— To be done —
Reproduce the records verbatim, starting with their first line and continuing through the line that contains "candle-body [653, 91, 656, 94]", with both of those lines included.

— Provided information —

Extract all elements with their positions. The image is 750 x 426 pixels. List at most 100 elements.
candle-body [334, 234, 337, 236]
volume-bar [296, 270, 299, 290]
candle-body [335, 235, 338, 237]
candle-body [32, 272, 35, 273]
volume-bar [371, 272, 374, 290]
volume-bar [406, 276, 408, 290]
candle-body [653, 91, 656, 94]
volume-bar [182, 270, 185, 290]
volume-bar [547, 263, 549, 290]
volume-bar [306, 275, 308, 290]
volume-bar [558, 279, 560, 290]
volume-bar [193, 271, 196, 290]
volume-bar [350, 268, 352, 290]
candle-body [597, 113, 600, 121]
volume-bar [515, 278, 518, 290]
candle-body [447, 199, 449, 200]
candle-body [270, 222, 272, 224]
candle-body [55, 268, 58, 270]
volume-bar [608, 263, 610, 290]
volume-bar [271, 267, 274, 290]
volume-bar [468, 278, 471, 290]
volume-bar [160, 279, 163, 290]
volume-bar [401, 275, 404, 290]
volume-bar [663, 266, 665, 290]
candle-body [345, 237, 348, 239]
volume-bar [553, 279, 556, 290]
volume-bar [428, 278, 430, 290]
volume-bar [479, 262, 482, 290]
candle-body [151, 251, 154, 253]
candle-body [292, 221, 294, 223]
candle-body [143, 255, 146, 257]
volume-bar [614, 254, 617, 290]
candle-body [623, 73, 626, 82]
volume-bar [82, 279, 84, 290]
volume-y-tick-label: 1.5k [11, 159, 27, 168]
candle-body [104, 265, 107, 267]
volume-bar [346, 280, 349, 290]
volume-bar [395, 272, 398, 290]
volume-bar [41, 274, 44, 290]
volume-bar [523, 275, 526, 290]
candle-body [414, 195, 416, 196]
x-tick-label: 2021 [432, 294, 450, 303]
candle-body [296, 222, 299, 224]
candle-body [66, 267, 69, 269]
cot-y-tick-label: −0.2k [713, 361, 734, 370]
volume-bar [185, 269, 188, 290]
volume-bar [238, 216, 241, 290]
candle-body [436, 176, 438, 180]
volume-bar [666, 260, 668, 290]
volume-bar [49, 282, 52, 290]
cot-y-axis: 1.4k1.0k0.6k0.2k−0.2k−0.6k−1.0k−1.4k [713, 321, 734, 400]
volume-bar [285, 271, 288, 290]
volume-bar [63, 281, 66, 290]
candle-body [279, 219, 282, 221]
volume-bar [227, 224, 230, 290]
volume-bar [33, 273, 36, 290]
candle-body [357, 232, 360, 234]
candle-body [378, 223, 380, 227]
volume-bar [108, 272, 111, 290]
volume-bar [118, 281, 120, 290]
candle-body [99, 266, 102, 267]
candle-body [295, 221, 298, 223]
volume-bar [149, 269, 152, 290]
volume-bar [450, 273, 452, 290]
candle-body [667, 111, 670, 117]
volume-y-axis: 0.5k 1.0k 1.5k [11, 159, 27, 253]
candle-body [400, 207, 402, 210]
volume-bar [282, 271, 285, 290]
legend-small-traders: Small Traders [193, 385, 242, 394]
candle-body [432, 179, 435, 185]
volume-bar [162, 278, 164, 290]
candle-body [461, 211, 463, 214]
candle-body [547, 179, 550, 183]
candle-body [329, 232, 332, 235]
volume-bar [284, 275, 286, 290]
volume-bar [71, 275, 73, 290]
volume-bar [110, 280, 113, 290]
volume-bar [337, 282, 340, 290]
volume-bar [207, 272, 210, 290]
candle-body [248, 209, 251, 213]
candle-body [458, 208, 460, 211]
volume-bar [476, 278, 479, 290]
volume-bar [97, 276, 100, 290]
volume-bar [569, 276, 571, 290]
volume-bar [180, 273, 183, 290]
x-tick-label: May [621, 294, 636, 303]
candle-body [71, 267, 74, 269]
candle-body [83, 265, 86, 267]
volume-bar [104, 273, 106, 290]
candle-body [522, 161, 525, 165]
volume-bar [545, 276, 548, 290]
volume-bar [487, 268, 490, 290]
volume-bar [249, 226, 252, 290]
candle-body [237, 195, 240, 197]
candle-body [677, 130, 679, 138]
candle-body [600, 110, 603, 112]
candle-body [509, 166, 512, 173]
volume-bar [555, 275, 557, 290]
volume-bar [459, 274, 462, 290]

— Expected answer —
Extract all elements with their positions. The image is 750 x 426 pixels. List at most 100 elements.
candle-body [334, 234, 337, 236]
volume-bar [296, 270, 299, 290]
candle-body [335, 235, 338, 237]
candle-body [32, 272, 35, 273]
volume-bar [371, 272, 374, 290]
volume-bar [406, 276, 408, 290]
candle-body [653, 91, 656, 94]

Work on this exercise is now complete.